Provided data:
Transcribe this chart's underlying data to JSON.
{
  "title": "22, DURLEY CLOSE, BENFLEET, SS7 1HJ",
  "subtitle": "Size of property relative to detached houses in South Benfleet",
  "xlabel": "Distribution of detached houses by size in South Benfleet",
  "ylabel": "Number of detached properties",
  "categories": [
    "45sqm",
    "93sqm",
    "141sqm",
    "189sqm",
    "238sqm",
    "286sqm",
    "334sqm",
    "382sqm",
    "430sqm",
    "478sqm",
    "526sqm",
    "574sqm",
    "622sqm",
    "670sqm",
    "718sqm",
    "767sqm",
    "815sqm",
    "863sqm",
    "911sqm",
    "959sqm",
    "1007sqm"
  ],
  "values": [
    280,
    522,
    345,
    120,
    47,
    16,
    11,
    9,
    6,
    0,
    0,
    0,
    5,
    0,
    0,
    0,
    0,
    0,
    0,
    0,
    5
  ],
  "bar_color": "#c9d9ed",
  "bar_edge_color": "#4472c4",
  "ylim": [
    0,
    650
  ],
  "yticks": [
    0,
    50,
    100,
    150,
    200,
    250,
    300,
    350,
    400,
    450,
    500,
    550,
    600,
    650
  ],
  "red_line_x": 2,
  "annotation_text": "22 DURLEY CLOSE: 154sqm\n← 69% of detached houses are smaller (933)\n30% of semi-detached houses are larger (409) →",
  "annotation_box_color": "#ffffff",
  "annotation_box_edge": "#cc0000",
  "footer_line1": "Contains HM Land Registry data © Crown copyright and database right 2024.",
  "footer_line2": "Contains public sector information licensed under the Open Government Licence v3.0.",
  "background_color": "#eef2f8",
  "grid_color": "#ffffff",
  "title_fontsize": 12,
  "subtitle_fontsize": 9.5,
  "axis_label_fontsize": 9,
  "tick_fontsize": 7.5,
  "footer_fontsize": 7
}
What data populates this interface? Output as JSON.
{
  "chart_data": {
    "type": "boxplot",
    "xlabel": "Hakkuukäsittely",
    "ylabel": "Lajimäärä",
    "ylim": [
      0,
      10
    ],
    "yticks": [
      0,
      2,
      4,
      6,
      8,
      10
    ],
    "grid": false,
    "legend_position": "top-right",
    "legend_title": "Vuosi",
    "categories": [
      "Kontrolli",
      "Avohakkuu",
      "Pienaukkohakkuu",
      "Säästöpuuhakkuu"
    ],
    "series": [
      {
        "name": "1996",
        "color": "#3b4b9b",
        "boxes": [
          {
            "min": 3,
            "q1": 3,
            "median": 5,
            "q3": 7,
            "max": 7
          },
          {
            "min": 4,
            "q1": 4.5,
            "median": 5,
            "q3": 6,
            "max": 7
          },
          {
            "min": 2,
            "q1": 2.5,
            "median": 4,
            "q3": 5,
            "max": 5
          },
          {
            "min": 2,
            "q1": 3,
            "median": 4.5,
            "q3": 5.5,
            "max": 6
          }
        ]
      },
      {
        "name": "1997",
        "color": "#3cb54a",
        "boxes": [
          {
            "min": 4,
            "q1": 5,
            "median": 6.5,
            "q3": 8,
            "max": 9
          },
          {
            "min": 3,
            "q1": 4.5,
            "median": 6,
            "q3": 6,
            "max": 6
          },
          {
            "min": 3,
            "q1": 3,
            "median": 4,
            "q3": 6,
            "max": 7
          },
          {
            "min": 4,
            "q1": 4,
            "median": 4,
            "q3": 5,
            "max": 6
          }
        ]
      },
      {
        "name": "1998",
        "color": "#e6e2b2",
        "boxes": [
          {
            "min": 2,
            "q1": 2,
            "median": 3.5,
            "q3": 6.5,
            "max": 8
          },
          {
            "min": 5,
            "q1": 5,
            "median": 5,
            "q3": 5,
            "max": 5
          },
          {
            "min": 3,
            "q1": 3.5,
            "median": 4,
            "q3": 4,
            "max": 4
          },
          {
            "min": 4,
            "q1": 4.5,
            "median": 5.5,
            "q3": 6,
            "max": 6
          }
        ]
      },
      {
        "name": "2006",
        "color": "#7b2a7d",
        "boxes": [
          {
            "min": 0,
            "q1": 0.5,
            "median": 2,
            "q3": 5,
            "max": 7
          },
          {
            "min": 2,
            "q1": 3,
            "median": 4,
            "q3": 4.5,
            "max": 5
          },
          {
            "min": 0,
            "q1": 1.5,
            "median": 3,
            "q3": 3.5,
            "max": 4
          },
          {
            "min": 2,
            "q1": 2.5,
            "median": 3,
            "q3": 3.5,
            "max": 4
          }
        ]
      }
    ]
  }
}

What this task involves: Count the lines of the listing above that include the word "JSON" and state the total with nothing else.

In response: 2